Dataset items:
-----
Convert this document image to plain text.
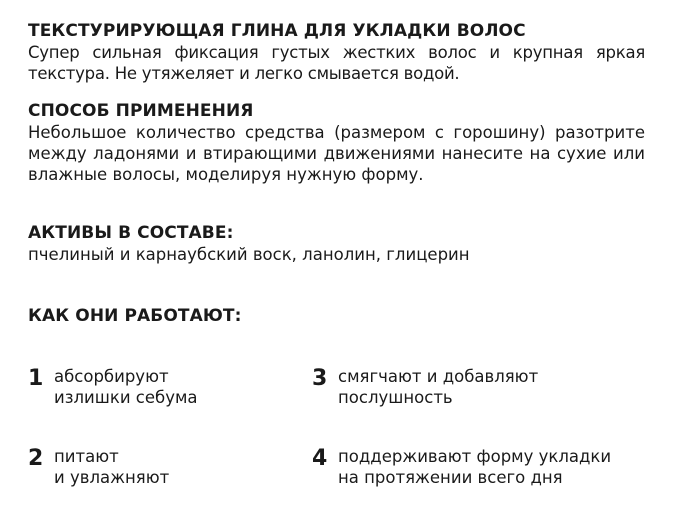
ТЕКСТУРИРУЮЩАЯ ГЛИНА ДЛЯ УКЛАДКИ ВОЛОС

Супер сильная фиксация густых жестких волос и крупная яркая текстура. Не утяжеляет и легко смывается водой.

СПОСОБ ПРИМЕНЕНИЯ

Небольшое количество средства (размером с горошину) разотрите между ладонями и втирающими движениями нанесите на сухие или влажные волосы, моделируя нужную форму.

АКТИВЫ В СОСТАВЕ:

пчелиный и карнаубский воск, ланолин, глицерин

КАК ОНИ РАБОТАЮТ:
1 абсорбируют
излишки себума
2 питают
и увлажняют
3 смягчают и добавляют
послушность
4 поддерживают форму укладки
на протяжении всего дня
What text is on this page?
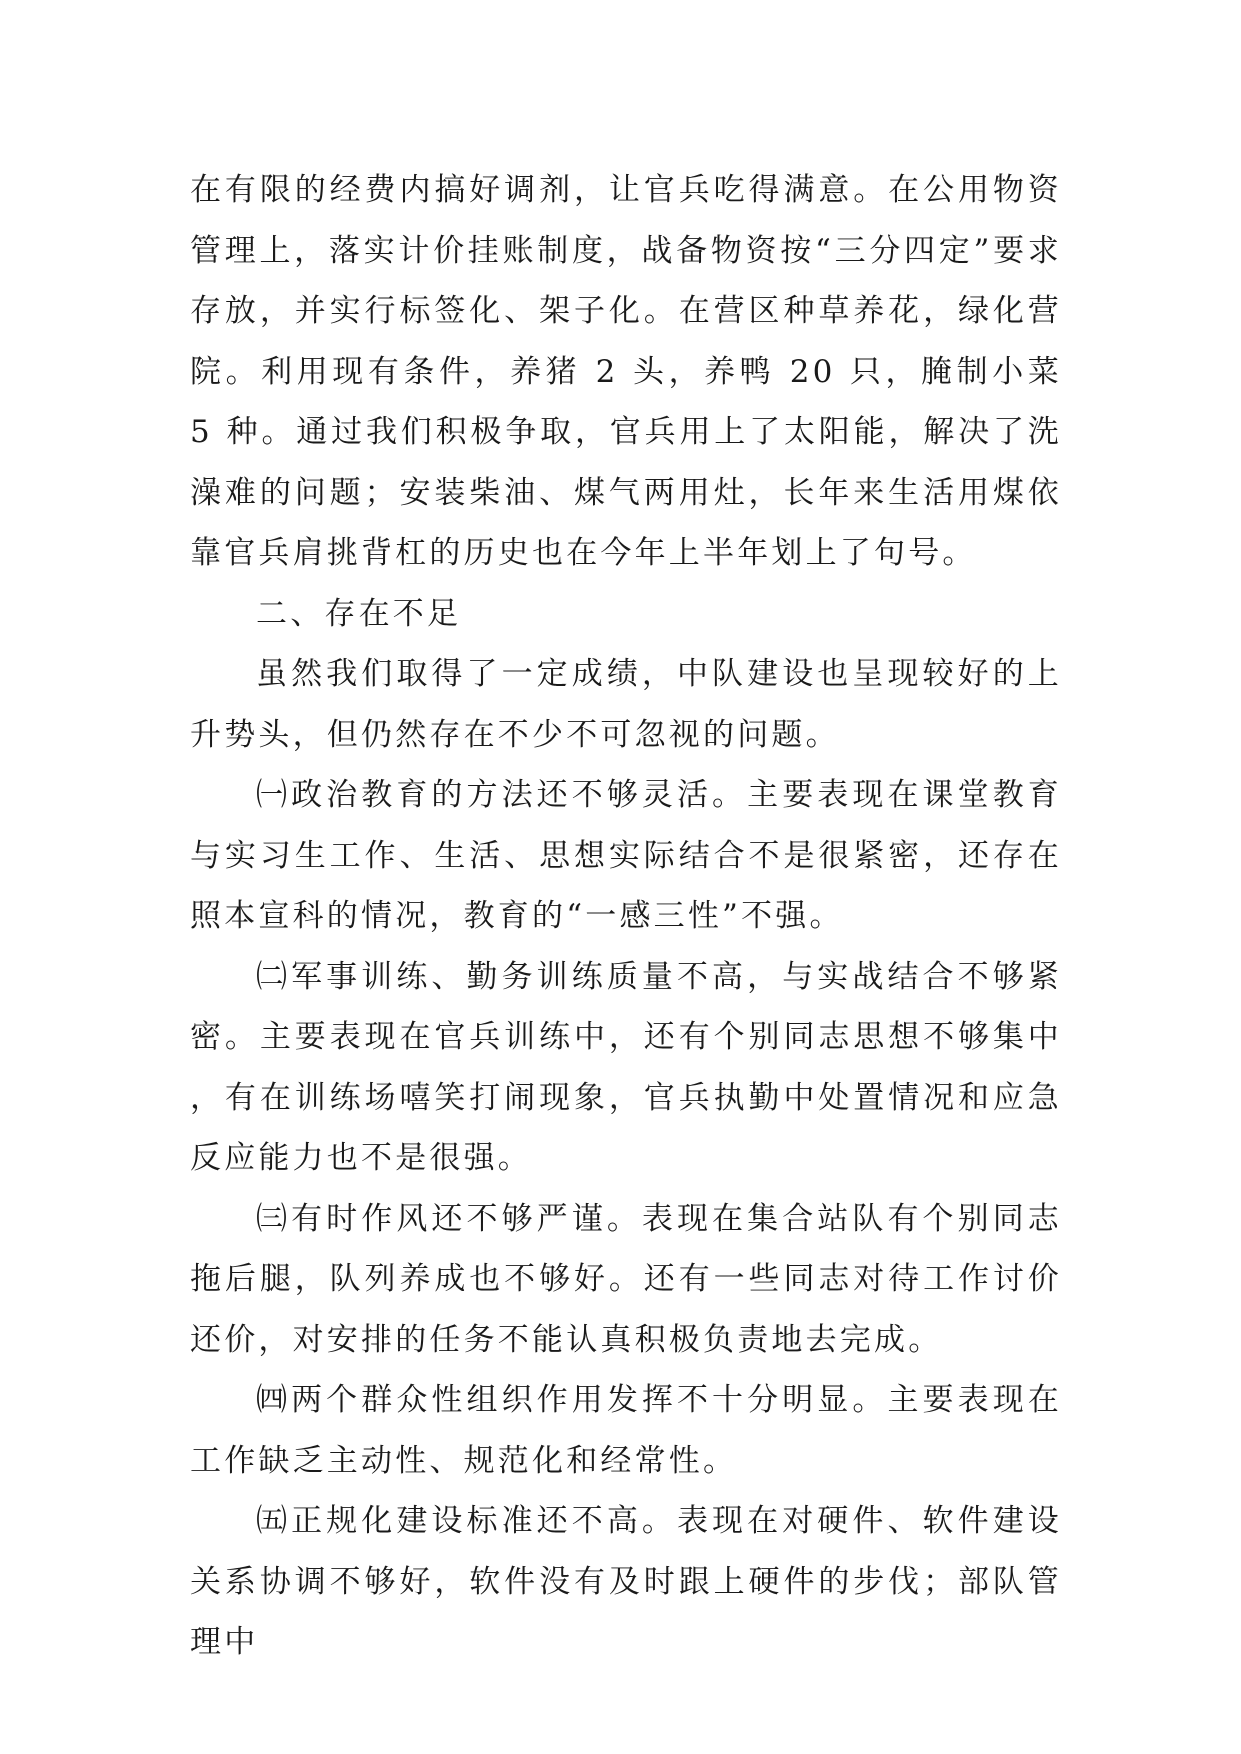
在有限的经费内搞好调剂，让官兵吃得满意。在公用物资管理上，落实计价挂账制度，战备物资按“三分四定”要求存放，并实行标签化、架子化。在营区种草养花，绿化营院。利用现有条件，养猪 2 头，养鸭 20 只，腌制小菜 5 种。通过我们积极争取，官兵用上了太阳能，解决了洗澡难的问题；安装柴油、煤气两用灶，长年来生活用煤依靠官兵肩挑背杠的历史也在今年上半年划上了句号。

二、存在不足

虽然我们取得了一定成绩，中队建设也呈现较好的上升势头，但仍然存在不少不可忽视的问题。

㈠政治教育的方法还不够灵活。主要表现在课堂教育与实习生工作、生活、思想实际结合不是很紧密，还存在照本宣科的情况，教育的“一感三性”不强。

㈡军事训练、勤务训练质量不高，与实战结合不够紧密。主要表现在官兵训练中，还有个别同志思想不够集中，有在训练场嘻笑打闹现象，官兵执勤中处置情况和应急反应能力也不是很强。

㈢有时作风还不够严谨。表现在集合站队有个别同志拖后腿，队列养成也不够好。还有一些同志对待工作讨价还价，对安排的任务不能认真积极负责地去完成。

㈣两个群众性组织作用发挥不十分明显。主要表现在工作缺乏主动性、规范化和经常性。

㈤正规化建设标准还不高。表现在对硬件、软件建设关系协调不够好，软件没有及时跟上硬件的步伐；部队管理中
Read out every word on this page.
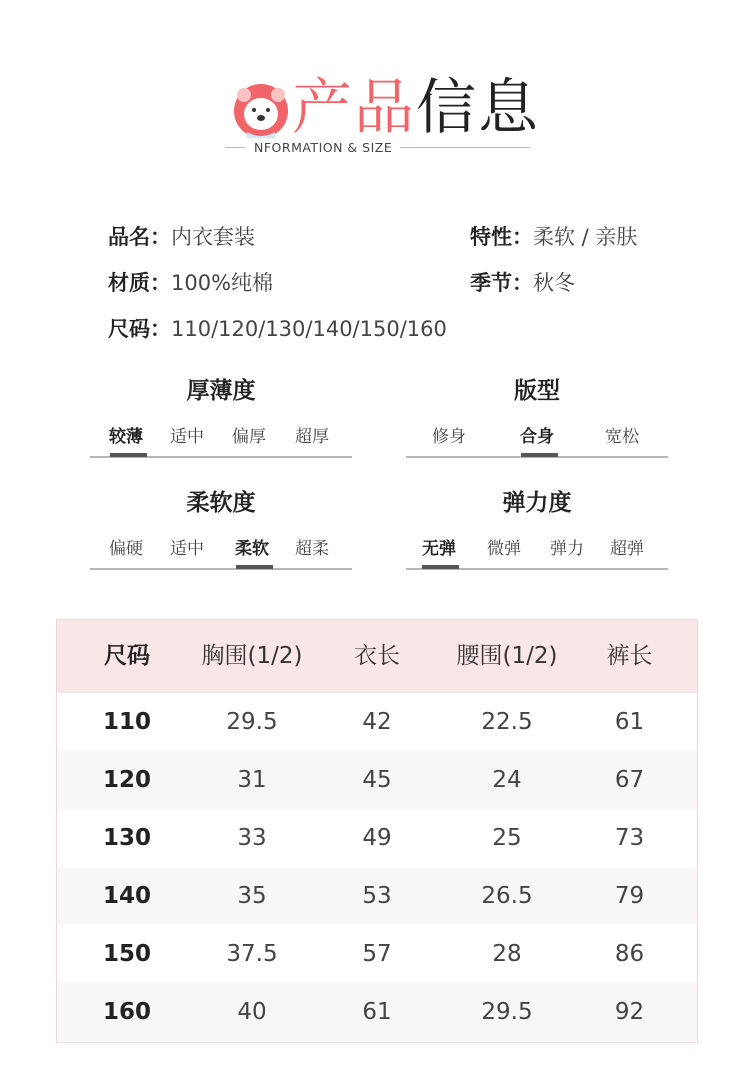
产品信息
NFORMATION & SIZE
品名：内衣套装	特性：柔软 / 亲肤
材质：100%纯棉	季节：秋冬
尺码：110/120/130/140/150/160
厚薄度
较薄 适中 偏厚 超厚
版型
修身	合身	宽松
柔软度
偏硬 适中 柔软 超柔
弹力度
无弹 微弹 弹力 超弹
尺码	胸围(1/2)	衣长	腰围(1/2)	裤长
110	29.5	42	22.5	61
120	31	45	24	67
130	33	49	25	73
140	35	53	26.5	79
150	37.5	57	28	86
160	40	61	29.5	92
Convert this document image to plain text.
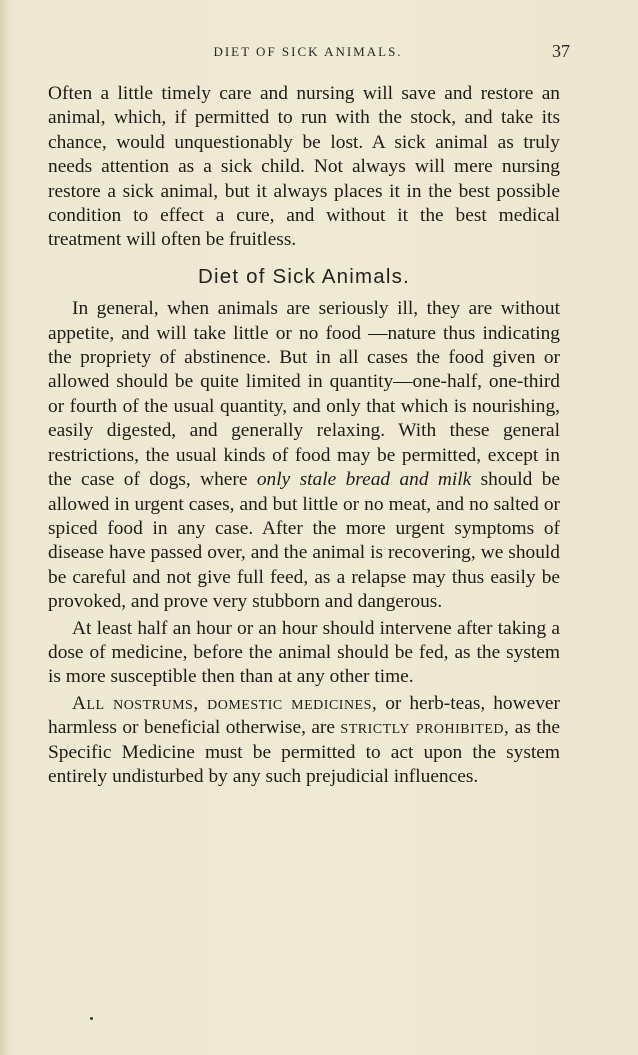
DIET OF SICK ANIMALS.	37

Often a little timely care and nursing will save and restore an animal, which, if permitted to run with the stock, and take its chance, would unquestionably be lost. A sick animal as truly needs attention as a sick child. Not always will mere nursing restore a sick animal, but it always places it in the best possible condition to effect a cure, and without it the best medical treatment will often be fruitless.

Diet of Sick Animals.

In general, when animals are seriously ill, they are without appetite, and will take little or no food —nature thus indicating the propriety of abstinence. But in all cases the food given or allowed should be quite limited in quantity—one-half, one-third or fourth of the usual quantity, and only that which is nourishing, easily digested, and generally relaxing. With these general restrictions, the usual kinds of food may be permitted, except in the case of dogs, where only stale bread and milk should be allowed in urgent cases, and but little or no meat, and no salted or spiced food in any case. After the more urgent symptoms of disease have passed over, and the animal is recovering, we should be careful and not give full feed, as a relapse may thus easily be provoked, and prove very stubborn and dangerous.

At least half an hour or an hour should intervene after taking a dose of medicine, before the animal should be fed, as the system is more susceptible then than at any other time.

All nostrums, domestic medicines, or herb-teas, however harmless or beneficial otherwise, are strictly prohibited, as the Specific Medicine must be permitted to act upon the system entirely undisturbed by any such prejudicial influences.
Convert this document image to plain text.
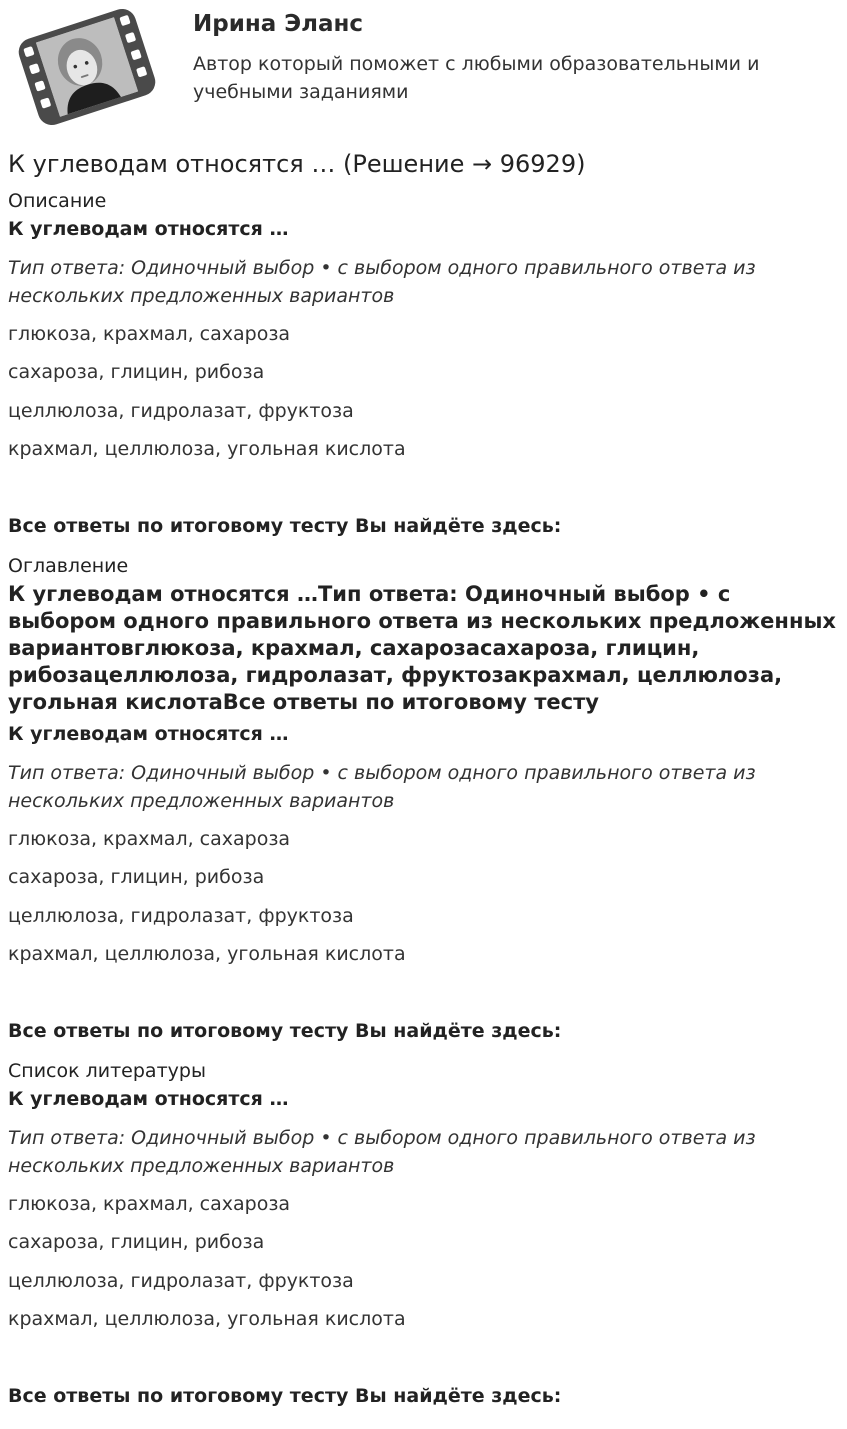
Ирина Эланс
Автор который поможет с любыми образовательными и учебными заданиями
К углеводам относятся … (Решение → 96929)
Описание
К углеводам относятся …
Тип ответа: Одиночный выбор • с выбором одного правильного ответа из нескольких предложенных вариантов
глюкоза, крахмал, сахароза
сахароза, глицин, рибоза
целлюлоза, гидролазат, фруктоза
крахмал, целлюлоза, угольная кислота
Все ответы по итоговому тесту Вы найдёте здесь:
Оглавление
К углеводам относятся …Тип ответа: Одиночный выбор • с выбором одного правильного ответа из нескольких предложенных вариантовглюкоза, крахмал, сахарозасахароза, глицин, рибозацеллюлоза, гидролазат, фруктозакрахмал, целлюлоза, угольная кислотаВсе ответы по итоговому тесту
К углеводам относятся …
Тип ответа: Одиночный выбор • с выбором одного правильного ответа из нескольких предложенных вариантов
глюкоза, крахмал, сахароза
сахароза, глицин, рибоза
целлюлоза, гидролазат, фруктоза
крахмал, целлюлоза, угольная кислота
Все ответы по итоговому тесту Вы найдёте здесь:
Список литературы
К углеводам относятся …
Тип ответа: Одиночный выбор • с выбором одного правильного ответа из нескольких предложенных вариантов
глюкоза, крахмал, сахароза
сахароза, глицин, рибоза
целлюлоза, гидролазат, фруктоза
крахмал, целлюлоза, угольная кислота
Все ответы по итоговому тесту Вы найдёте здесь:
-----
-- What the task asks --
Keep the pictures out of your copy, and repeat every entry above exactly.

-- Final result --
Convert this document image to plain text.
ТЕКСТУРИРУЮЩАЯ ГЛИНА ДЛЯ УКЛАДКИ ВОЛОС

Супер сильная фиксация густых жестких волос и крупная яркая текстура. Не утяжеляет и легко смывается водой.

СПОСОБ ПРИМЕНЕНИЯ

Небольшое количество средства (размером с горошину) разотрите между ладонями и втирающими движениями нанесите на сухие или влажные волосы, моделируя нужную форму.

АКТИВЫ В СОСТАВЕ:

пчелиный и карнаубский воск, ланолин, глицерин

КАК ОНИ РАБОТАЮТ:
1 абсорбируют
излишки себума
2 питают
и увлажняют
3 смягчают и добавляют
послушность
4 поддерживают форму укладки
на протяжении всего дня
What text is on this page?
在有限的经费内搞好调剂，让官兵吃得满意。在公用物资管理上，落实计价挂账制度，战备物资按“三分四定”要求存放，并实行标签化、架子化。在营区种草养花，绿化营院。利用现有条件，养猪 2 头，养鸭 20 只，腌制小菜 5 种。通过我们积极争取，官兵用上了太阳能，解决了洗澡难的问题；安装柴油、煤气两用灶，长年来生活用煤依靠官兵肩挑背杠的历史也在今年上半年划上了句号。

二、存在不足

虽然我们取得了一定成绩，中队建设也呈现较好的上升势头，但仍然存在不少不可忽视的问题。

㈠政治教育的方法还不够灵活。主要表现在课堂教育与实习生工作、生活、思想实际结合不是很紧密，还存在照本宣科的情况，教育的“一感三性”不强。

㈡军事训练、勤务训练质量不高，与实战结合不够紧密。主要表现在官兵训练中，还有个别同志思想不够集中，有在训练场嘻笑打闹现象，官兵执勤中处置情况和应急反应能力也不是很强。

㈢有时作风还不够严谨。表现在集合站队有个别同志拖后腿，队列养成也不够好。还有一些同志对待工作讨价还价，对安排的任务不能认真积极负责地去完成。

㈣两个群众性组织作用发挥不十分明显。主要表现在工作缺乏主动性、规范化和经常性。

㈤正规化建设标准还不高。表现在对硬件、软件建设关系协调不够好，软件没有及时跟上硬件的步伐；部队管理中
Read out every word on this page.
产品信息
NFORMATION & SIZE
品名：内衣套装	特性：柔软 / 亲肤
材质：100%纯棉	季节：秋冬
尺码：110/120/130/140/150/160
厚薄度
较薄 适中 偏厚 超厚
版型
修身	合身	宽松
柔软度
偏硬 适中 柔软 超柔
弹力度
无弹 微弹 弹力 超弹
尺码	胸围(1/2)	衣长	腰围(1/2)	裤长
110	29.5	42	22.5	61
120	31	45	24	67
130	33	49	25	73
140	35	53	26.5	79
150	37.5	57	28	86
160	40	61	29.5	92
Convert this document image to plain text.
DIET OF SICK ANIMALS.	37

Often a little timely care and nursing will save and restore an animal, which, if permitted to run with the stock, and take its chance, would unquestionably be lost. A sick animal as truly needs attention as a sick child. Not always will mere nursing restore a sick animal, but it always places it in the best possible condition to effect a cure, and without it the best medical treatment will often be fruitless.

Diet of Sick Animals.

In general, when animals are seriously ill, they are without appetite, and will take little or no food —nature thus indicating the propriety of abstinence. But in all cases the food given or allowed should be quite limited in quantity—one-half, one-third or fourth of the usual quantity, and only that which is nourishing, easily digested, and generally relaxing. With these general restrictions, the usual kinds of food may be permitted, except in the case of dogs, where only stale bread and milk should be allowed in urgent cases, and but little or no meat, and no salted or spiced food in any case. After the more urgent symptoms of disease have passed over, and the animal is recovering, we should be careful and not give full feed, as a relapse may thus easily be provoked, and prove very stubborn and dangerous.

At least half an hour or an hour should intervene after taking a dose of medicine, before the animal should be fed, as the system is more susceptible then than at any other time.

All nostrums, domestic medicines, or herb-teas, however harmless or beneficial otherwise, are strictly prohibited, as the Specific Medicine must be permitted to act upon the system entirely undisturbed by any such prejudicial influences.
Convert this document image to plain text.
Ирина Эланс
Автор который поможет с любыми образовательными и учебными заданиями
К углеводам относятся … (Решение → 96929)
Описание
К углеводам относятся …
Тип ответа: Одиночный выбор • с выбором одного правильного ответа из нескольких предложенных вариантов
глюкоза, крахмал, сахароза
сахароза, глицин, рибоза
целлюлоза, гидролазат, фруктоза
крахмал, целлюлоза, угольная кислота
Все ответы по итоговому тесту Вы найдёте здесь:
Оглавление
К углеводам относятся …Тип ответа: Одиночный выбор • с выбором одного правильного ответа из нескольких предложенных вариантовглюкоза, крахмал, сахарозасахароза, глицин, рибозацеллюлоза, гидролазат, фруктозакрахмал, целлюлоза, угольная кислотаВсе ответы по итоговому тесту
К углеводам относятся …
Тип ответа: Одиночный выбор • с выбором одного правильного ответа из нескольких предложенных вариантов
глюкоза, крахмал, сахароза
сахароза, глицин, рибоза
целлюлоза, гидролазат, фруктоза
крахмал, целлюлоза, угольная кислота
Все ответы по итоговому тесту Вы найдёте здесь:
Список литературы
К углеводам относятся …
Тип ответа: Одиночный выбор • с выбором одного правильного ответа из нескольких предложенных вариантов
глюкоза, крахмал, сахароза
сахароза, глицин, рибоза
целлюлоза, гидролазат, фруктоза
крахмал, целлюлоза, угольная кислота
Все ответы по итоговому тесту Вы найдёте здесь:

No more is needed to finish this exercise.